Stored entries
<<<<

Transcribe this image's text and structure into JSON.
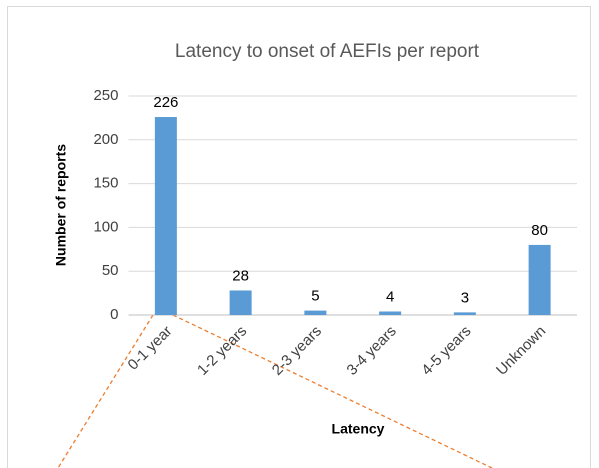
{
  "chart_data": {
    "type": "bar",
    "title": "Latency to onset of AEFIs per report",
    "x_label": "Latency",
    "y_label": "Number of reports",
    "categories": [
      "0-1 year",
      "1-2 years",
      "2-3 years",
      "3-4 years",
      "4-5 years",
      "Unknown"
    ],
    "values": [
      226,
      28,
      5,
      4,
      3,
      80
    ],
    "color": "#5b9bd5",
    "ylim": [
      0,
      250
    ],
    "yticks": [
      0,
      50,
      100,
      150,
      200,
      250
    ],
    "grid": true
  }
}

>>>>

◆ Directions for this task ◆
Gather from the records above every line containing the string "Latency".

◆ Task response ◆
    "title": "Latency to onset of AEFIs per report",
    "x_label": "Latency",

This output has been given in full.